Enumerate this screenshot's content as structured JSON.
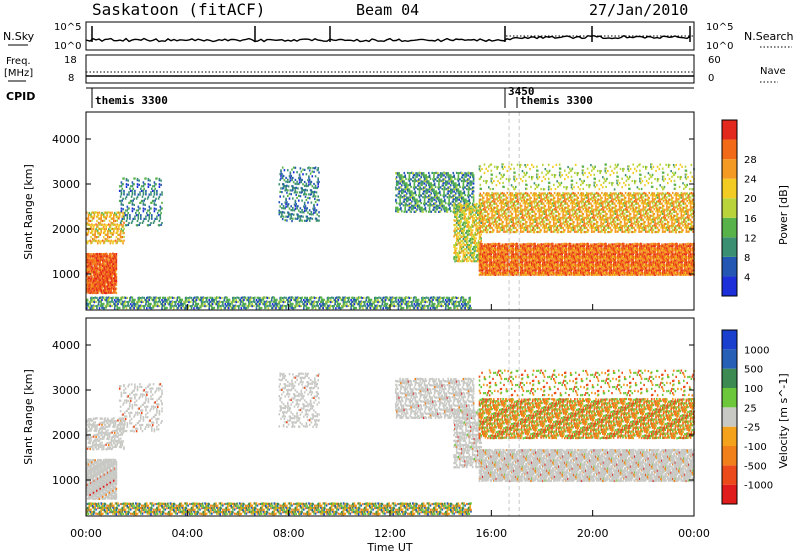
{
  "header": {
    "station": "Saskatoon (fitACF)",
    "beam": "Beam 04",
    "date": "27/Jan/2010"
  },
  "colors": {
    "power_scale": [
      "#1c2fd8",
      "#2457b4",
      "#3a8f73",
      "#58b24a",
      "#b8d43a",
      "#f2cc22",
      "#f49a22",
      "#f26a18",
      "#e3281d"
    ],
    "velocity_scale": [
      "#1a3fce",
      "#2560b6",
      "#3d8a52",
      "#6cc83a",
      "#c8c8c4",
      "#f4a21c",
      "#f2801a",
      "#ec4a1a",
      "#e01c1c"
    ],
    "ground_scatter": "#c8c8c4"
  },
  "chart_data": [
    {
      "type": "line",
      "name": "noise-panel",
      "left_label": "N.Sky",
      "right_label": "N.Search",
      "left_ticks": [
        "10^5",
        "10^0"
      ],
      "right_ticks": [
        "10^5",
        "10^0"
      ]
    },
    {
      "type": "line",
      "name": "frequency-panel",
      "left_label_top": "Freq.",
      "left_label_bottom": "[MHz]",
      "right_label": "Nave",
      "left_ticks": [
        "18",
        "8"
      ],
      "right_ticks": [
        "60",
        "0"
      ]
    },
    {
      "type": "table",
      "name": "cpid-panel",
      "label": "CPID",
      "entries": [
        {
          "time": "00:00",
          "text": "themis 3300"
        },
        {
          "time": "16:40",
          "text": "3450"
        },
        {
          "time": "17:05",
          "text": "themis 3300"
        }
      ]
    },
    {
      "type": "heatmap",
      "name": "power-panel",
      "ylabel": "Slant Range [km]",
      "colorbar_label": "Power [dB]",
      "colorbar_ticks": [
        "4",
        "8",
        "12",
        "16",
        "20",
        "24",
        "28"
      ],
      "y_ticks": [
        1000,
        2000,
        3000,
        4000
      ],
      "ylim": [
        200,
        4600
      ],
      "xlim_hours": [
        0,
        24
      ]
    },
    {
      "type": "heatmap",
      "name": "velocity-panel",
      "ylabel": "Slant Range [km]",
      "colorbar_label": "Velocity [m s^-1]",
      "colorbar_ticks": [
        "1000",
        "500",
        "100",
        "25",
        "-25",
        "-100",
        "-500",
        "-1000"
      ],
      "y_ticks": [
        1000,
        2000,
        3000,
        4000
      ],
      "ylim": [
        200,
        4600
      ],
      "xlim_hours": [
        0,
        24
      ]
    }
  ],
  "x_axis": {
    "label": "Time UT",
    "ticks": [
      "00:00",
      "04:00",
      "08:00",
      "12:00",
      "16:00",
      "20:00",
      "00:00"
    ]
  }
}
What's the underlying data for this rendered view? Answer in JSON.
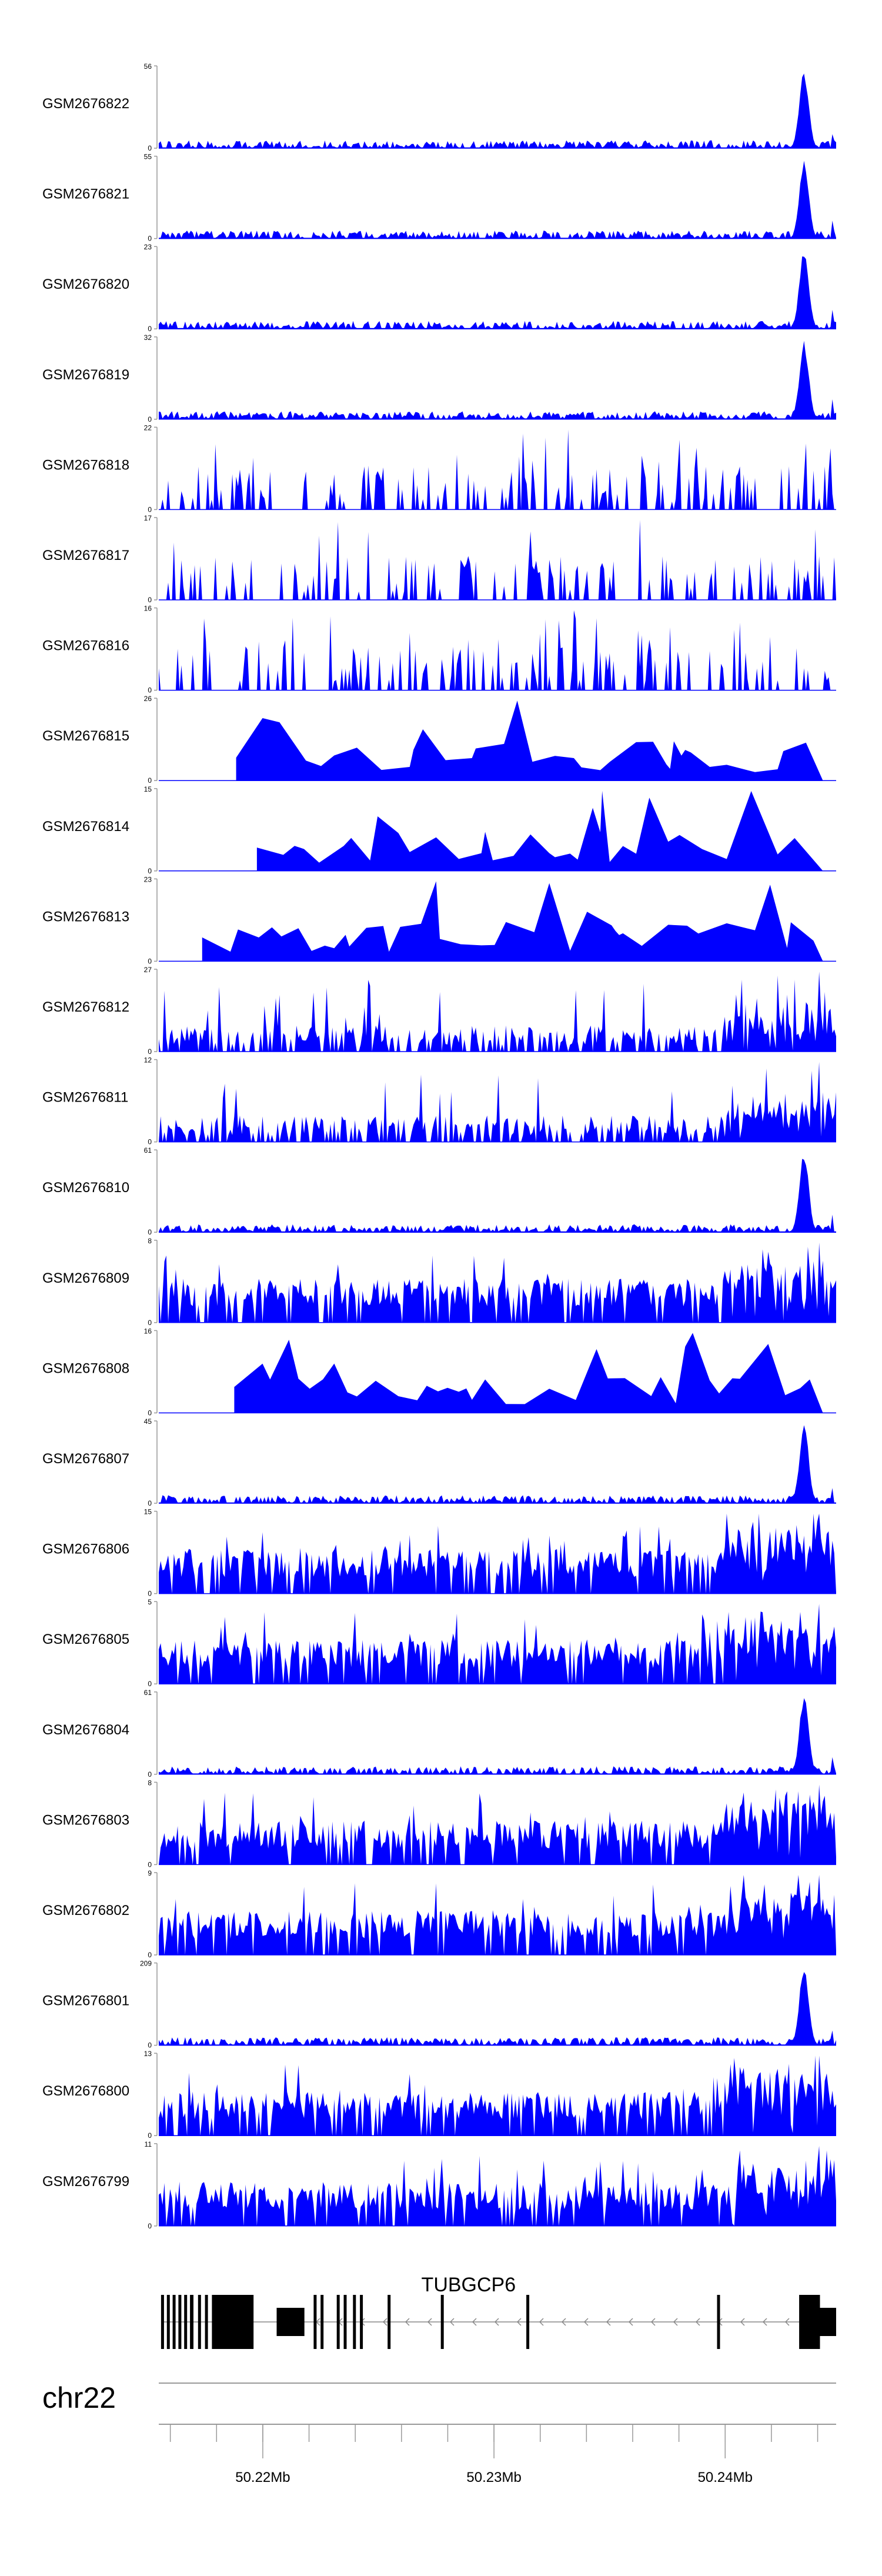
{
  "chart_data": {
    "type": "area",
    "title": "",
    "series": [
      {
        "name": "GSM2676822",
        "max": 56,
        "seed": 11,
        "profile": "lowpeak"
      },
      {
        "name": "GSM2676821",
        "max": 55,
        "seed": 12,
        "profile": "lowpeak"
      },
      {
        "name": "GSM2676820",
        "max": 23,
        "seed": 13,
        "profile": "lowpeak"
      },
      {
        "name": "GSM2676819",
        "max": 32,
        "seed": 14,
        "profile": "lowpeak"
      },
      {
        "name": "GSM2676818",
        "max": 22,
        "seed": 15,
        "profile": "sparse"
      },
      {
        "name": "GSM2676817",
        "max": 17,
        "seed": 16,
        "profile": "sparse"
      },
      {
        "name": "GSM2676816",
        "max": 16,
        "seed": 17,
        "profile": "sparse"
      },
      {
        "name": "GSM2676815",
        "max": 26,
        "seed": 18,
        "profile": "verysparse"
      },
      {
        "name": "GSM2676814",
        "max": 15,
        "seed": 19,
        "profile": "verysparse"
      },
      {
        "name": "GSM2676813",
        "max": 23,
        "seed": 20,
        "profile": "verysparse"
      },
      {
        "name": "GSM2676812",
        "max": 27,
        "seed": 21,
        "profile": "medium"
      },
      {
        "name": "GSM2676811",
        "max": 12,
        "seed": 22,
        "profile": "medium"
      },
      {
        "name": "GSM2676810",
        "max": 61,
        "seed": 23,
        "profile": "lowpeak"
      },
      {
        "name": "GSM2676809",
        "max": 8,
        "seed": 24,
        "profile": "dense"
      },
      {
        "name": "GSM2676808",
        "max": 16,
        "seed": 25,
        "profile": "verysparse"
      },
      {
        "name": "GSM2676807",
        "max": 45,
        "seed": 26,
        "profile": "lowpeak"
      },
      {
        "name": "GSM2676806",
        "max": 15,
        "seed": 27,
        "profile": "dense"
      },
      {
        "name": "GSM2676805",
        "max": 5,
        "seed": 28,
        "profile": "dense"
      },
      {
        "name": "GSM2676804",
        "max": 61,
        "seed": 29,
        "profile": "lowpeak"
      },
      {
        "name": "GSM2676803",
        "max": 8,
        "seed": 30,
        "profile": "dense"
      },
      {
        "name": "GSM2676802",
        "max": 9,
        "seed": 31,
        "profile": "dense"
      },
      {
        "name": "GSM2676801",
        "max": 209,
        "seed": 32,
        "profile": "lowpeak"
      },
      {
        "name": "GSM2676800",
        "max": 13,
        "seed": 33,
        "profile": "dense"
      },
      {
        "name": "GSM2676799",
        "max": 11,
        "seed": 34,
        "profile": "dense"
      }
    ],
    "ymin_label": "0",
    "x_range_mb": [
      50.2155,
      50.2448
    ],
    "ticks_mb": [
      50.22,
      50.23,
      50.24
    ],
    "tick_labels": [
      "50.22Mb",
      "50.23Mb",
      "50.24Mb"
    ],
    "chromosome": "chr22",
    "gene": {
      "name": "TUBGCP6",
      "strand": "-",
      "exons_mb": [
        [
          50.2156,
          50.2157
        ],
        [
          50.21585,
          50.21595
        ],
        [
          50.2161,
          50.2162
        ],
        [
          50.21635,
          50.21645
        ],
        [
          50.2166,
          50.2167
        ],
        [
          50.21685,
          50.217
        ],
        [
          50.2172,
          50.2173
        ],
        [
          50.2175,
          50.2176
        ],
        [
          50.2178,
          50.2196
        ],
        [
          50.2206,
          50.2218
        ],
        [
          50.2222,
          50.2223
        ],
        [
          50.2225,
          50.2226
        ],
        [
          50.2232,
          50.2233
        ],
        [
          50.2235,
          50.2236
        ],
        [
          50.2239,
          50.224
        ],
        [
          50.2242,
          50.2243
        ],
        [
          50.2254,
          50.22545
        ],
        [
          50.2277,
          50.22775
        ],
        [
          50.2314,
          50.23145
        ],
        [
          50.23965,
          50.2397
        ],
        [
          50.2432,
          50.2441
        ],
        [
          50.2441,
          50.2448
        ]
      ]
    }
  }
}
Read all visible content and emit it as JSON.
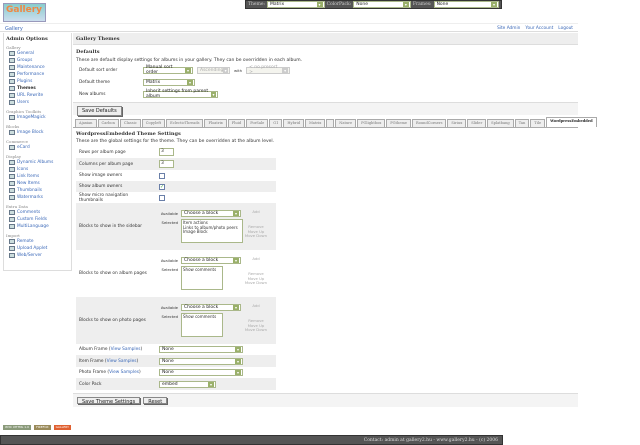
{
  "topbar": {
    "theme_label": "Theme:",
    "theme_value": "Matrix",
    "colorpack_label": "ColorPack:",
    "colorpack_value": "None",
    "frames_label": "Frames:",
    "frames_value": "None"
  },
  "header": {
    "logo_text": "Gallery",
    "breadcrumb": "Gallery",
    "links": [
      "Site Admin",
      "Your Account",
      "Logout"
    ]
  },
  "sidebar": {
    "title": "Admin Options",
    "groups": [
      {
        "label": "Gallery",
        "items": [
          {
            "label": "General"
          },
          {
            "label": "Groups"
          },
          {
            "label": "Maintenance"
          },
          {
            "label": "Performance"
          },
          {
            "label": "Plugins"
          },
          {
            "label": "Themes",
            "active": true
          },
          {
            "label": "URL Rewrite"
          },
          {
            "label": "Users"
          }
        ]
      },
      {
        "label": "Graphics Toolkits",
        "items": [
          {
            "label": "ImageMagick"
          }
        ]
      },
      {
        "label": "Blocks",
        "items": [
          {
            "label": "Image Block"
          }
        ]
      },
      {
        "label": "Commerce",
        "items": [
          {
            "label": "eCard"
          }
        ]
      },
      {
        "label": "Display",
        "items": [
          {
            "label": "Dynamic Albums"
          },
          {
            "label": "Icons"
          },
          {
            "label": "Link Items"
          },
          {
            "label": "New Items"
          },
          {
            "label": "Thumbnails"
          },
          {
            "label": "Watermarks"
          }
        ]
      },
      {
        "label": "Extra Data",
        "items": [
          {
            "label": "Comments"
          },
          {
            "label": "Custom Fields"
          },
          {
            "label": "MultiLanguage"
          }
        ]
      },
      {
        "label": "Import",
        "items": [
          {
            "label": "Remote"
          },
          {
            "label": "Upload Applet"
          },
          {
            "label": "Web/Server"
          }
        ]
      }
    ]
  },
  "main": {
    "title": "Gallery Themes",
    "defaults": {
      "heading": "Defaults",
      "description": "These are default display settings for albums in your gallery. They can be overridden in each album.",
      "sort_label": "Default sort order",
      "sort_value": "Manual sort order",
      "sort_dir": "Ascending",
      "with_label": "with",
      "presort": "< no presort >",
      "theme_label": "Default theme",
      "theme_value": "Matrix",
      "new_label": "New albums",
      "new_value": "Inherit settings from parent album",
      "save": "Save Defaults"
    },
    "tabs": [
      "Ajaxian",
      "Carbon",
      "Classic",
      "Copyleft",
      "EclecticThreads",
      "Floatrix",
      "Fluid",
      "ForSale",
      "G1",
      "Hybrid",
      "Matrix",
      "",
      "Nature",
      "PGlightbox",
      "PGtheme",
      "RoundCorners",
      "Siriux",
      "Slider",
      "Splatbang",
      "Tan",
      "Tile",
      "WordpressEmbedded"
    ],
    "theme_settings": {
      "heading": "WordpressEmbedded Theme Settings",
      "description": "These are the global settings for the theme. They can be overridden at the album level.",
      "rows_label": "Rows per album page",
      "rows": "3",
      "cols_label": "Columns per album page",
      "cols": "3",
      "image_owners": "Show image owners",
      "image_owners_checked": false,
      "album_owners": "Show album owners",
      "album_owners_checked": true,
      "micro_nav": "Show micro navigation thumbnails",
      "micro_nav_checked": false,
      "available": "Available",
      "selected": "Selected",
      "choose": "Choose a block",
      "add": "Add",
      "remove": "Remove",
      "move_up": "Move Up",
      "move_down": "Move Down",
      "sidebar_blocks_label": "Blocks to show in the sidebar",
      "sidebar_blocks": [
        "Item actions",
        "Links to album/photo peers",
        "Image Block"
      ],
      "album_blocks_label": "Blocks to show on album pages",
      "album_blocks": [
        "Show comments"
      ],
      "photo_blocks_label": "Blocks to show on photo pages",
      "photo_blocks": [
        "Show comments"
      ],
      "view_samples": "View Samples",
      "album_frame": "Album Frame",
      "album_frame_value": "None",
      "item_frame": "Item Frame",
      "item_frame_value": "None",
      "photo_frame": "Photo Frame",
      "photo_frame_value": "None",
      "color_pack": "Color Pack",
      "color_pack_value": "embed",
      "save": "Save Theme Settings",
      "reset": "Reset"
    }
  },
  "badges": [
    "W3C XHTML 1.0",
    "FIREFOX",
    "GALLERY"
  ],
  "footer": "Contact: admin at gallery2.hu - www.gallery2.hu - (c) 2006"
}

• TASK DIRECTIONS:
Collect the lines of the records that include the string "order".

• THE ANSWER:
      "sort_label": "Default sort order",
      "sort_value": "Manual sort order",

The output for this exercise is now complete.